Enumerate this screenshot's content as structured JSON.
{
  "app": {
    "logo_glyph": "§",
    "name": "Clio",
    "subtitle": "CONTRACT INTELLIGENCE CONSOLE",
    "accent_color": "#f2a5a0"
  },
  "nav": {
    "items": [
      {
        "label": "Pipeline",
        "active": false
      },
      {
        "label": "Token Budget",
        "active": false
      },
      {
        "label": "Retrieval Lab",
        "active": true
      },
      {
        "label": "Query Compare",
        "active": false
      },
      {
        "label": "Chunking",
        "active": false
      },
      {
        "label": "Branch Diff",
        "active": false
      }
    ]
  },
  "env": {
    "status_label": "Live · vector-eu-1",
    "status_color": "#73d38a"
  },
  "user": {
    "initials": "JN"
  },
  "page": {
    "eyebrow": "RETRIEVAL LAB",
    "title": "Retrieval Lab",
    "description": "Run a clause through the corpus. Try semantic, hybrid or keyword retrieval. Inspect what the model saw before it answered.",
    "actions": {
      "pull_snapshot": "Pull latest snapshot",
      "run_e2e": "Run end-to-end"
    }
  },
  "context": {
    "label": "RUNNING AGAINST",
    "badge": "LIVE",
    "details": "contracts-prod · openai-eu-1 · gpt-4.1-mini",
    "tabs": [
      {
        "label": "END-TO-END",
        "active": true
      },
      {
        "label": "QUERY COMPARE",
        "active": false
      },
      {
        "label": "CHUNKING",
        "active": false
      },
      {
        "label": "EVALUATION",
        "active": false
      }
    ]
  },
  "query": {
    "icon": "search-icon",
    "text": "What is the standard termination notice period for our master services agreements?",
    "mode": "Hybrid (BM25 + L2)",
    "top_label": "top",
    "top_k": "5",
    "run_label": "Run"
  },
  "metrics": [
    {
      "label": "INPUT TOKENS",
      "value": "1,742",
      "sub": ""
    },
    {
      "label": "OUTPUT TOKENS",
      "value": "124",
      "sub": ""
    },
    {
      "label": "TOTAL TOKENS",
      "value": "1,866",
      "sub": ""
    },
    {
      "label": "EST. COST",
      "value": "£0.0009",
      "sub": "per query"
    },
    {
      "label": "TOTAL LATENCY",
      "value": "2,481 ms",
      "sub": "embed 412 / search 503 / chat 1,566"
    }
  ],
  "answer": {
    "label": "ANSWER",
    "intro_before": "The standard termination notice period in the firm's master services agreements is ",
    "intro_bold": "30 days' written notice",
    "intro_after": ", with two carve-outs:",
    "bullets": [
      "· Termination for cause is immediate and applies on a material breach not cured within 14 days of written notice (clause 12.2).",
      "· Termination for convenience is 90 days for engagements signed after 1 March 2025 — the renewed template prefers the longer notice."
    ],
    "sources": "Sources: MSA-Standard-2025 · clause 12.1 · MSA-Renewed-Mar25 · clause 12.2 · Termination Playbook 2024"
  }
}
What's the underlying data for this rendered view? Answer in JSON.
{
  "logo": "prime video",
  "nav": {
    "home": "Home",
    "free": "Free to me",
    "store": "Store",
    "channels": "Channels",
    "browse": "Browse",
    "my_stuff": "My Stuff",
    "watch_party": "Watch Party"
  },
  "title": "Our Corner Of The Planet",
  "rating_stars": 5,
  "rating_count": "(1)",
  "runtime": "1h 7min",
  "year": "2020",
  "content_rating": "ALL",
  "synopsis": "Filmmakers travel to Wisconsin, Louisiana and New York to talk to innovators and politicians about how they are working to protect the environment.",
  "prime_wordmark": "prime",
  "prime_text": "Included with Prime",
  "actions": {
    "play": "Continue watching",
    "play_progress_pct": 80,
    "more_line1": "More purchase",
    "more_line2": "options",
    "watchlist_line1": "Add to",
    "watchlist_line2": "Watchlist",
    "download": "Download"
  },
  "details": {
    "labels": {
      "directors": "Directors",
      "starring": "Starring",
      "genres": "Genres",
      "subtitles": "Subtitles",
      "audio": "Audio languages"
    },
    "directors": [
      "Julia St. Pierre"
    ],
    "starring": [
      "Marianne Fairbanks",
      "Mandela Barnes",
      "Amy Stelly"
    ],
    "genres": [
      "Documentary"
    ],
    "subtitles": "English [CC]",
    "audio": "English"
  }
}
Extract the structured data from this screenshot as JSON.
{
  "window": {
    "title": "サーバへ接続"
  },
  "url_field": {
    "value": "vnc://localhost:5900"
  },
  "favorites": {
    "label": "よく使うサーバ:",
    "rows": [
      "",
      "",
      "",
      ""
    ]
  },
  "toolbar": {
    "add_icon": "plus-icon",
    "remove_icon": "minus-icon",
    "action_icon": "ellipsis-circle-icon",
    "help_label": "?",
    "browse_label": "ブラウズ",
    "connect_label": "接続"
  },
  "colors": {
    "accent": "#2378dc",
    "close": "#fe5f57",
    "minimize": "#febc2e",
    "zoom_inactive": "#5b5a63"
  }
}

⁂

→ **Written task**: Reproduce each record exactly, leaving nothing out.

→ **Exercise answer**:
Enumerate this screenshot's content as structured JSON.
{
  "app": {
    "logo_glyph": "§",
    "name": "Clio",
    "subtitle": "CONTRACT INTELLIGENCE CONSOLE",
    "accent_color": "#f2a5a0"
  },
  "nav": {
    "items": [
      {
        "label": "Pipeline",
        "active": false
      },
      {
        "label": "Token Budget",
        "active": false
      },
      {
        "label": "Retrieval Lab",
        "active": true
      },
      {
        "label": "Query Compare",
        "active": false
      },
      {
        "label": "Chunking",
        "active": false
      },
      {
        "label": "Branch Diff",
        "active": false
      }
    ]
  },
  "env": {
    "status_label": "Live · vector-eu-1",
    "status_color": "#73d38a"
  },
  "user": {
    "initials": "JN"
  },
  "page": {
    "eyebrow": "RETRIEVAL LAB",
    "title": "Retrieval Lab",
    "description": "Run a clause through the corpus. Try semantic, hybrid or keyword retrieval. Inspect what the model saw before it answered.",
    "actions": {
      "pull_snapshot": "Pull latest snapshot",
      "run_e2e": "Run end-to-end"
    }
  },
  "context": {
    "label": "RUNNING AGAINST",
    "badge": "LIVE",
    "details": "contracts-prod · openai-eu-1 · gpt-4.1-mini",
    "tabs": [
      {
        "label": "END-TO-END",
        "active": true
      },
      {
        "label": "QUERY COMPARE",
        "active": false
      },
      {
        "label": "CHUNKING",
        "active": false
      },
      {
        "label": "EVALUATION",
        "active": false
      }
    ]
  },
  "query": {
    "icon": "search-icon",
    "text": "What is the standard termination notice period for our master services agreements?",
    "mode": "Hybrid (BM25 + L2)",
    "top_label": "top",
    "top_k": "5",
    "run_label": "Run"
  },
  "metrics": [
    {
      "label": "INPUT TOKENS",
      "value": "1,742",
      "sub": ""
    },
    {
      "label": "OUTPUT TOKENS",
      "value": "124",
      "sub": ""
    },
    {
      "label": "TOTAL TOKENS",
      "value": "1,866",
      "sub": ""
    },
    {
      "label": "EST. COST",
      "value": "£0.0009",
      "sub": "per query"
    },
    {
      "label": "TOTAL LATENCY",
      "value": "2,481 ms",
      "sub": "embed 412 / search 503 / chat 1,566"
    }
  ],
  "answer": {
    "label": "ANSWER",
    "intro_before": "The standard termination notice period in the firm's master services agreements is ",
    "intro_bold": "30 days' written notice",
    "intro_after": ", with two carve-outs:",
    "bullets": [
      "· Termination for cause is immediate and applies on a material breach not cured within 14 days of written notice (clause 12.2).",
      "· Termination for convenience is 90 days for engagements signed after 1 March 2025 — the renewed template prefers the longer notice."
    ],
    "sources": "Sources: MSA-Standard-2025 · clause 12.1 · MSA-Renewed-Mar25 · clause 12.2 · Termination Playbook 2024"
  }
}
What's the underlying data for this rendered view? Answer in JSON.
{
  "logo": "prime video",
  "nav": {
    "home": "Home",
    "free": "Free to me",
    "store": "Store",
    "channels": "Channels",
    "browse": "Browse",
    "my_stuff": "My Stuff",
    "watch_party": "Watch Party"
  },
  "title": "Our Corner Of The Planet",
  "rating_stars": 5,
  "rating_count": "(1)",
  "runtime": "1h 7min",
  "year": "2020",
  "content_rating": "ALL",
  "synopsis": "Filmmakers travel to Wisconsin, Louisiana and New York to talk to innovators and politicians about how they are working to protect the environment.",
  "prime_wordmark": "prime",
  "prime_text": "Included with Prime",
  "actions": {
    "play": "Continue watching",
    "play_progress_pct": 80,
    "more_line1": "More purchase",
    "more_line2": "options",
    "watchlist_line1": "Add to",
    "watchlist_line2": "Watchlist",
    "download": "Download"
  },
  "details": {
    "labels": {
      "directors": "Directors",
      "starring": "Starring",
      "genres": "Genres",
      "subtitles": "Subtitles",
      "audio": "Audio languages"
    },
    "directors": [
      "Julia St. Pierre"
    ],
    "starring": [
      "Marianne Fairbanks",
      "Mandela Barnes",
      "Amy Stelly"
    ],
    "genres": [
      "Documentary"
    ],
    "subtitles": "English [CC]",
    "audio": "English"
  }
}
Extract the structured data from this screenshot as JSON.
{
  "window": {
    "title": "サーバへ接続"
  },
  "url_field": {
    "value": "vnc://localhost:5900"
  },
  "favorites": {
    "label": "よく使うサーバ:",
    "rows": [
      "",
      "",
      "",
      ""
    ]
  },
  "toolbar": {
    "add_icon": "plus-icon",
    "remove_icon": "minus-icon",
    "action_icon": "ellipsis-circle-icon",
    "help_label": "?",
    "browse_label": "ブラウズ",
    "connect_label": "接続"
  },
  "colors": {
    "accent": "#2378dc",
    "close": "#fe5f57",
    "minimize": "#febc2e",
    "zoom_inactive": "#5b5a63"
  }
}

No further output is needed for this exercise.